Aim of the task:
Return each line containing "Chair".

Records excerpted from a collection
-=-=-=-=-

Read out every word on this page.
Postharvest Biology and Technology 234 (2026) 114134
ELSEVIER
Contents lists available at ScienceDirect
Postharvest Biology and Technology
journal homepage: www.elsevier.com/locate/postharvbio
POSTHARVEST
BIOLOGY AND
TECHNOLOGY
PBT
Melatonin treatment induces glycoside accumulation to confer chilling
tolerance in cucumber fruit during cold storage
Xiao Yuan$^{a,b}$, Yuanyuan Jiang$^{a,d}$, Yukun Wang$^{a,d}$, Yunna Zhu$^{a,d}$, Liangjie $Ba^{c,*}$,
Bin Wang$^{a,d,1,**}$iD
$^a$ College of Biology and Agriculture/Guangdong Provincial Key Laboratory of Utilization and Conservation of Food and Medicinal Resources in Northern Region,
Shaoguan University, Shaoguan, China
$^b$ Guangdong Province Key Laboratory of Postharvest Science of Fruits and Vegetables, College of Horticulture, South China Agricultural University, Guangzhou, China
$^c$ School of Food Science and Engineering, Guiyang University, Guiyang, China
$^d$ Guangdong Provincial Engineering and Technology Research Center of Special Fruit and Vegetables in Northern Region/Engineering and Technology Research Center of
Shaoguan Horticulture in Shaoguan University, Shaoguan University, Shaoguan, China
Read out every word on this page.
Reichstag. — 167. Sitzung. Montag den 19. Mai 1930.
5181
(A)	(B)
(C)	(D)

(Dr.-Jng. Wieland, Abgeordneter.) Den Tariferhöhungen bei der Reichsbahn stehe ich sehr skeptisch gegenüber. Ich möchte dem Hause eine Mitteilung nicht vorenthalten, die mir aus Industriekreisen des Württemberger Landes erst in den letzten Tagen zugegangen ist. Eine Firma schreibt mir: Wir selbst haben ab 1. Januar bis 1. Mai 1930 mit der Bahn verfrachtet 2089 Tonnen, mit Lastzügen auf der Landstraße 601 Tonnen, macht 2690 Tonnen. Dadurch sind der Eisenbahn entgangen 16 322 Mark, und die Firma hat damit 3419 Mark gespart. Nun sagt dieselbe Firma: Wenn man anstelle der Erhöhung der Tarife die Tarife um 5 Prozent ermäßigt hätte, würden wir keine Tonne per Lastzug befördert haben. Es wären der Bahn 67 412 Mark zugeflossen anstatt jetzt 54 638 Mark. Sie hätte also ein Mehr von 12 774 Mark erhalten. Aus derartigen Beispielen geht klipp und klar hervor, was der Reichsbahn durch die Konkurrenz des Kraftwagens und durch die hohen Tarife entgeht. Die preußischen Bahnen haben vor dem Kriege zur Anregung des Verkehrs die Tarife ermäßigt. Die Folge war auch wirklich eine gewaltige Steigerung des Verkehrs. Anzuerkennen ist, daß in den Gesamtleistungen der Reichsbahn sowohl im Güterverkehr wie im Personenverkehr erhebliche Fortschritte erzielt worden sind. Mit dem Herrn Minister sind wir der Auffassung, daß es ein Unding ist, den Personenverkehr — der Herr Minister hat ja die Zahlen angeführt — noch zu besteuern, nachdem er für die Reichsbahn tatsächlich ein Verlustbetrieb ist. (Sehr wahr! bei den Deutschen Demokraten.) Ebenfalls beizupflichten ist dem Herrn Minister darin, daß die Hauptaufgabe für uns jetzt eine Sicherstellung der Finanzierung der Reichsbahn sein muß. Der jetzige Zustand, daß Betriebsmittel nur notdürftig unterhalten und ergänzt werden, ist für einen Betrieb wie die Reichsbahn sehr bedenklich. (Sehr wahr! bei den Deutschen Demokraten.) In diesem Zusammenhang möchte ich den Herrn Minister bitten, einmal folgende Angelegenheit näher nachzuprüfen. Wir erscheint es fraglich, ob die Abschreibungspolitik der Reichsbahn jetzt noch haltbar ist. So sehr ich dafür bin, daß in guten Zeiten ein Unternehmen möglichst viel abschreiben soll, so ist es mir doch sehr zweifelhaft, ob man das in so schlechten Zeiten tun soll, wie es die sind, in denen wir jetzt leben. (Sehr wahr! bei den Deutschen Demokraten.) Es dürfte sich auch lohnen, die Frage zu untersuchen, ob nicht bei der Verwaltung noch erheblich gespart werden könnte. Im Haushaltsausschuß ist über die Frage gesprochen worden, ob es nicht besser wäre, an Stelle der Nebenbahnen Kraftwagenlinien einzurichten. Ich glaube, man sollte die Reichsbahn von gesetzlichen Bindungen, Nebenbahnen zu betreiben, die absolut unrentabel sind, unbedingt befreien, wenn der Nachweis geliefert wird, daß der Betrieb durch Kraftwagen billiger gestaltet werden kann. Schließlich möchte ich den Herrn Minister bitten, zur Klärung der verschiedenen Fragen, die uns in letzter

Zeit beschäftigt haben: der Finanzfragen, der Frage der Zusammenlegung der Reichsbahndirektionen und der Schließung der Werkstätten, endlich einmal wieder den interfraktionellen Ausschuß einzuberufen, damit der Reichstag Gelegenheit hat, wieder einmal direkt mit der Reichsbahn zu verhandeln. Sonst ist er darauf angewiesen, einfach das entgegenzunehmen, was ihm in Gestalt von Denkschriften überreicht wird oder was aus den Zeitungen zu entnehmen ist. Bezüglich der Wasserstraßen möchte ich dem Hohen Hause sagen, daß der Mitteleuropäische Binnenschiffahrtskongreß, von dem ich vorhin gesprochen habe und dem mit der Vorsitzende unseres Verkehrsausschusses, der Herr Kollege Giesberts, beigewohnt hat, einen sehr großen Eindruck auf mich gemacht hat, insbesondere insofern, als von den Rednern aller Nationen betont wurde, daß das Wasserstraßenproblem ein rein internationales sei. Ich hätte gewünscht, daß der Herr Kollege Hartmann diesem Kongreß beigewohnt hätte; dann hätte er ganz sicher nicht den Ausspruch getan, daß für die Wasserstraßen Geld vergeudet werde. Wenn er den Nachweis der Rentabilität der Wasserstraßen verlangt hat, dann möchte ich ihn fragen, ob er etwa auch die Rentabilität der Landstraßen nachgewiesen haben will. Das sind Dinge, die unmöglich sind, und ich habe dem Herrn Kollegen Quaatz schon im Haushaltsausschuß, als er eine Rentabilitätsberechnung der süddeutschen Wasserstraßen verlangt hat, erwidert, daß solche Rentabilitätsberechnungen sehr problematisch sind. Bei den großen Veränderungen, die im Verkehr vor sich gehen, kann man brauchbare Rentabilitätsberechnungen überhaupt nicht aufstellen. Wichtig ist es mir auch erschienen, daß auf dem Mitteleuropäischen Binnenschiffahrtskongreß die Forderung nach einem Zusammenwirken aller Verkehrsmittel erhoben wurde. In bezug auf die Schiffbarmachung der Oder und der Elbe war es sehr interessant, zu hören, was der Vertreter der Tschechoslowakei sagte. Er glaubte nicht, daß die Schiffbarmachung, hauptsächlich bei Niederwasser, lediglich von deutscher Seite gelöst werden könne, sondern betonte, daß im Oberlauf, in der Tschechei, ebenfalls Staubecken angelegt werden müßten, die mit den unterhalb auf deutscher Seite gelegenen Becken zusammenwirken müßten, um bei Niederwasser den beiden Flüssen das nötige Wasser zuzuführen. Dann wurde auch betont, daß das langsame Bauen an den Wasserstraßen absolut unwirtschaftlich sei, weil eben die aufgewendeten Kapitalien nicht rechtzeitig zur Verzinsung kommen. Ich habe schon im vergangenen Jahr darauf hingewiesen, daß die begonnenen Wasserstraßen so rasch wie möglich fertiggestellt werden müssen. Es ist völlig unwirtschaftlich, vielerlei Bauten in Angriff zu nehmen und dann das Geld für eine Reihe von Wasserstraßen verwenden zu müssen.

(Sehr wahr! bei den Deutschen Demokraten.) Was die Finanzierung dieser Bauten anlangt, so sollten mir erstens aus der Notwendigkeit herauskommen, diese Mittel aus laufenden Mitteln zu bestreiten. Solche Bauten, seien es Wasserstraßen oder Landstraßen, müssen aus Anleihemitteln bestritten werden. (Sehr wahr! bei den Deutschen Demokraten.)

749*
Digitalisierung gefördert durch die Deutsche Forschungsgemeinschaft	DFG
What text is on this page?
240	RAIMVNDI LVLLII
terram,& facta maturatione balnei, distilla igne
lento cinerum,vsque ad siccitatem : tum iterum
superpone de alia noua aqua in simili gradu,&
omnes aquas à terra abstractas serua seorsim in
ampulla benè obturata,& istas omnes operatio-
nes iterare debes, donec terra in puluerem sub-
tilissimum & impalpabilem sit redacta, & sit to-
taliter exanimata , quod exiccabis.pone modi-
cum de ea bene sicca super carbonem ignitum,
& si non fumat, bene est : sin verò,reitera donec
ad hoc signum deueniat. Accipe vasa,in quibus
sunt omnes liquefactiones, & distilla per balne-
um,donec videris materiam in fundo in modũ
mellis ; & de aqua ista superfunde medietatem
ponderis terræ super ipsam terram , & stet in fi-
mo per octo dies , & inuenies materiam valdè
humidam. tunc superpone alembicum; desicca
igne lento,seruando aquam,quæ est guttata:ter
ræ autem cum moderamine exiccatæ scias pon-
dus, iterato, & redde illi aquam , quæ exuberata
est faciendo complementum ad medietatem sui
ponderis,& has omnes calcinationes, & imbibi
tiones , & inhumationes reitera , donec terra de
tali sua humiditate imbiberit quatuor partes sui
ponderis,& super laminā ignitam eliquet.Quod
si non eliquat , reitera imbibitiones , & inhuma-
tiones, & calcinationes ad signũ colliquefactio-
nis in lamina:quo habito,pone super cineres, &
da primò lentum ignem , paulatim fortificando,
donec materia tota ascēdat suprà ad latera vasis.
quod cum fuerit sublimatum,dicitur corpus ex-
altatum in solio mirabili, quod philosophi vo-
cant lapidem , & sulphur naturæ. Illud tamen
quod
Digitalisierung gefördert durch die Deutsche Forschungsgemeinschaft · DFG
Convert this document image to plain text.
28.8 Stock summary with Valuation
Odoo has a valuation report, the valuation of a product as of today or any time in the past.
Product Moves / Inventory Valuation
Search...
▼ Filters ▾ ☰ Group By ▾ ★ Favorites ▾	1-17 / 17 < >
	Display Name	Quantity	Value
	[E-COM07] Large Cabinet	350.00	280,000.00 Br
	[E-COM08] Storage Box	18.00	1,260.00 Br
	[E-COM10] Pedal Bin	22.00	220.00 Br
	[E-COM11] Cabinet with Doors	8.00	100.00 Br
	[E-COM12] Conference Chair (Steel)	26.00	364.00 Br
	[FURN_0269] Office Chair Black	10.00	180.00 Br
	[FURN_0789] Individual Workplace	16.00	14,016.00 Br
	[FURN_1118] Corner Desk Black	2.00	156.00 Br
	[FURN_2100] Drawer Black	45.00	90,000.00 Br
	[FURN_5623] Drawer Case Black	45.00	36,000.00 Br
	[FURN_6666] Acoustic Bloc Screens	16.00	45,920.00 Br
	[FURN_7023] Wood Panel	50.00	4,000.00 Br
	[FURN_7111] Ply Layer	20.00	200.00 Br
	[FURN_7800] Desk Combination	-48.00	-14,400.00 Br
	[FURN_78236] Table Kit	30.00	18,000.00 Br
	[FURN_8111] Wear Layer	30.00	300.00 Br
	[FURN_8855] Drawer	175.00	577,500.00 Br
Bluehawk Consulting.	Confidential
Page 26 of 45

-=-=-=-=-

Result:
	[E-COM12] Conference Chair (Steel)	26.00	364.00 Br
	[FURN_0269] Office Chair Black	10.00	180.00 Br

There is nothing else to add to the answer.